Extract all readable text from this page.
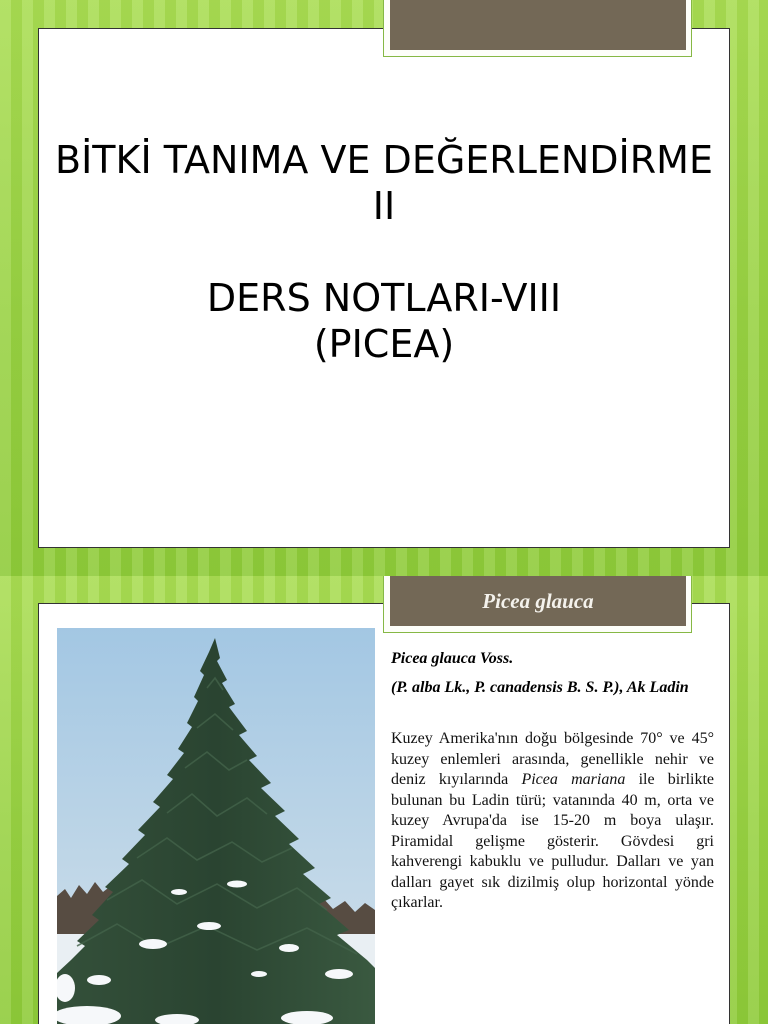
BİTKİ TANIMA VE DEĞERLENDİRME
II
DERS NOTLARI-VIII
(PICEA)
Picea glauca Voss.
(P. alba Lk., P. canadensis B. S. P.), Ak Ladin

Kuzey Amerika'nın doğu bölgesinde 70° ve 45° kuzey enlemleri arasında, genellikle nehir ve deniz kıyılarında Picea mariana ile birlikte bulunan bu Ladin türü; vatanında 40 m, orta ve kuzey Avrupa'da ise 15-20 m boya ulaşır. Piramidal gelişme gösterir. Gövdesi gri kahverengi kabuklu ve pulludur. Dalları ve yan dalları gayet sık dizilmiş olup horizontal yönde çıkarlar.

Picea glauca
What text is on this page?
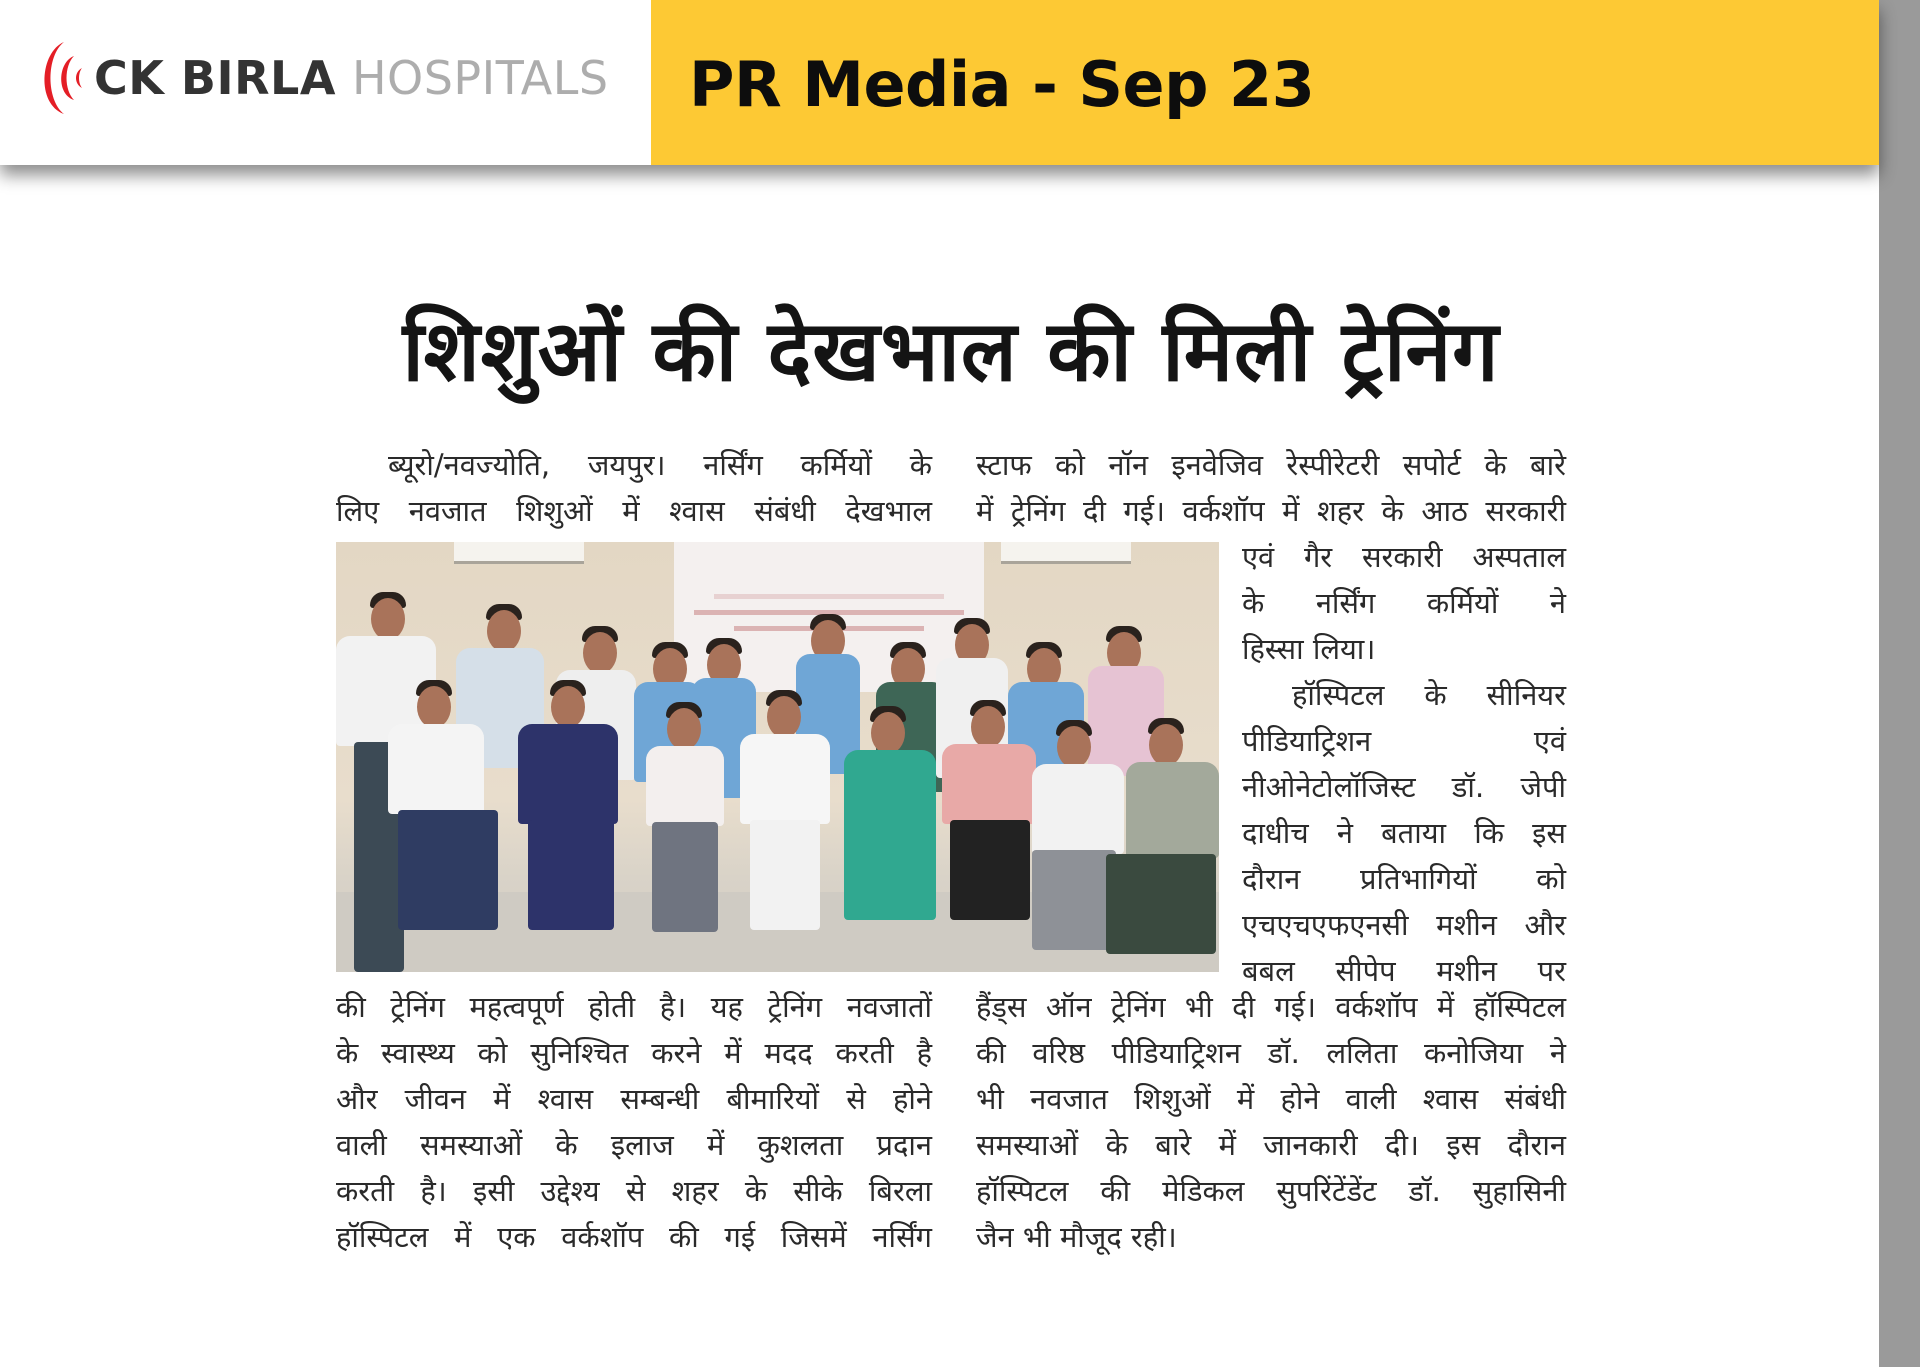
CK BIRLA HOSPITALS PR Media - Sep 23
शिशुओं की देखभाल की मिली ट्रेनिंग
ब्यूरो/नवज्योति, जयपुर। नर्सिंग कर्मियों के
लिए नवजात शिशुओं में श्वास संबंधी देखभाल
स्टाफ को नॉन इनवेजिव रेस्पीरेटरी सपोर्ट के बारे
में ट्रेनिंग दी गई। वर्कशॉप में शहर के आठ सरकारी
एवं गैर सरकारी अस्पताल
के नर्सिंग कर्मियों ने
हिस्सा लिया।
हॉस्पिटल के सीनियर
पीडियाट्रिशन एवं
नीओनेटोलॉजिस्ट डॉ. जेपी
दाधीच ने बताया कि इस
दौरान प्रतिभागियों को
एचएचएफएनसी मशीन और
बबल सीपेप मशीन पर
की ट्रेनिंग महत्वपूर्ण होती है। यह ट्रेनिंग नवजातों
के स्वास्थ्य को सुनिश्चित करने में मदद करती है
और जीवन में श्वास सम्बन्धी बीमारियों से होने
वाली समस्याओं के इलाज में कुशलता प्रदान
करती है। इसी उद्देश्य से शहर के सीके बिरला
हॉस्पिटल में एक वर्कशॉप की गई जिसमें नर्सिंग
हैंड्स ऑन ट्रेनिंग भी दी गई। वर्कशॉप में हॉस्पिटल
की वरिष्ठ पीडियाट्रिशन डॉ. ललिता कनोजिया ने
भी नवजात शिशुओं में होने वाली श्वास संबंधी
समस्याओं के बारे में जानकारी दी। इस दौरान
हॉस्पिटल की मेडिकल सुपरिंटेंडेंट डॉ. सुहासिनी
जैन भी मौजूद रही।
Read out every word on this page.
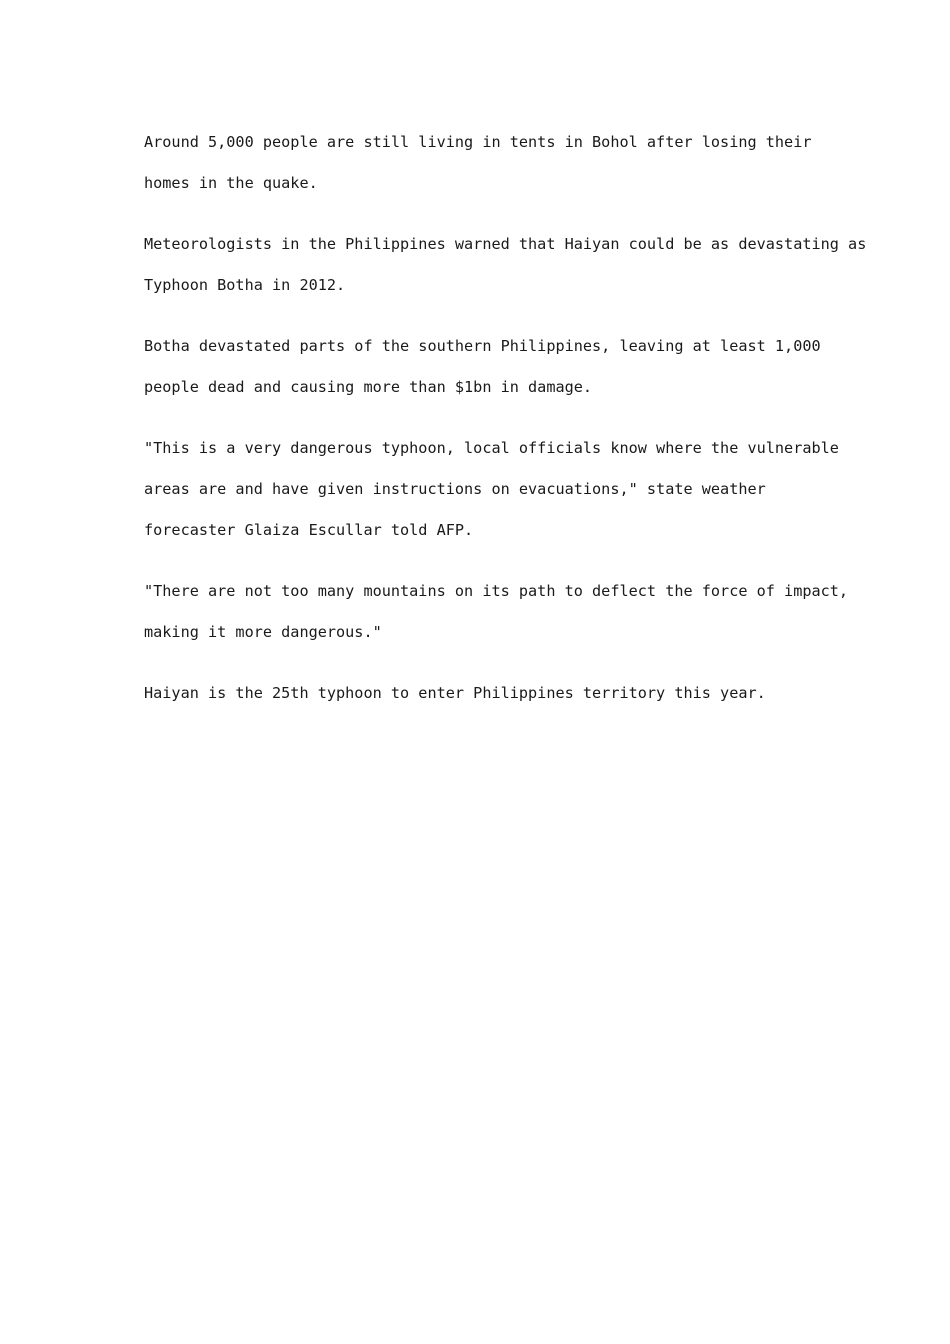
Around 5,000 people are still living in tents in Bohol after losing their
homes in the quake.

Meteorologists in the Philippines warned that Haiyan could be as devastating as
Typhoon Botha in 2012.

Botha devastated parts of the southern Philippines, leaving at least 1,000
people dead and causing more than $1bn in damage.

"This is a very dangerous typhoon, local officials know where the vulnerable
areas are and have given instructions on evacuations," state weather
forecaster Glaiza Escullar told AFP.

"There are not too many mountains on its path to deflect the force of impact,
making it more dangerous."

Haiyan is the 25th typhoon to enter Philippines territory this year.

:: The exercise ::
Reproduce each line exactly, please, except for any pictures.

:: Task output ::
Extract all readable text from this page.
BİTKİ TANIMA VE DEĞERLENDİRME
II
DERS NOTLARI-VIII
(PICEA)
Picea glauca Voss.
(P. alba Lk., P. canadensis B. S. P.), Ak Ladin

Kuzey Amerika'nın doğu bölgesinde 70° ve 45° kuzey enlemleri arasında, genellikle nehir ve deniz kıyılarında Picea mariana ile birlikte bulunan bu Ladin türü; vatanında 40 m, orta ve kuzey Avrupa'da ise 15-20 m boya ulaşır. Piramidal gelişme gösterir. Gövdesi gri kahverengi kabuklu ve pulludur. Dalları ve yan dalları gayet sık dizilmiş olup horizontal yönde çıkarlar.

Picea glauca
What text is on this page?
CK BIRLA HOSPITALS PR Media - Sep 23
शिशुओं की देखभाल की मिली ट्रेनिंग
ब्यूरो/नवज्योति, जयपुर। नर्सिंग कर्मियों के
लिए नवजात शिशुओं में श्वास संबंधी देखभाल
स्टाफ को नॉन इनवेजिव रेस्पीरेटरी सपोर्ट के बारे
में ट्रेनिंग दी गई। वर्कशॉप में शहर के आठ सरकारी
एवं गैर सरकारी अस्पताल
के नर्सिंग कर्मियों ने
हिस्सा लिया।
हॉस्पिटल के सीनियर
पीडियाट्रिशन एवं
नीओनेटोलॉजिस्ट डॉ. जेपी
दाधीच ने बताया कि इस
दौरान प्रतिभागियों को
एचएचएफएनसी मशीन और
बबल सीपेप मशीन पर
की ट्रेनिंग महत्वपूर्ण होती है। यह ट्रेनिंग नवजातों
के स्वास्थ्य को सुनिश्चित करने में मदद करती है
और जीवन में श्वास सम्बन्धी बीमारियों से होने
वाली समस्याओं के इलाज में कुशलता प्रदान
करती है। इसी उद्देश्य से शहर के सीके बिरला
हॉस्पिटल में एक वर्कशॉप की गई जिसमें नर्सिंग
हैंड्स ऑन ट्रेनिंग भी दी गई। वर्कशॉप में हॉस्पिटल
की वरिष्ठ पीडियाट्रिशन डॉ. ललिता कनोजिया ने
भी नवजात शिशुओं में होने वाली श्वास संबंधी
समस्याओं के बारे में जानकारी दी। इस दौरान
हॉस्पिटल की मेडिकल सुपरिंटेंडेंट डॉ. सुहासिनी
जैन भी मौजूद रही।
Read out every word on this page.
Around 5,000 people are still living in tents in Bohol after losing their
homes in the quake.

Meteorologists in the Philippines warned that Haiyan could be as devastating as
Typhoon Botha in 2012.

Botha devastated parts of the southern Philippines, leaving at least 1,000
people dead and causing more than $1bn in damage.

"This is a very dangerous typhoon, local officials know where the vulnerable
areas are and have given instructions on evacuations," state weather
forecaster Glaiza Escullar told AFP.

"There are not too many mountains on its path to deflect the force of impact,
making it more dangerous."

Haiyan is the 25th typhoon to enter Philippines territory this year.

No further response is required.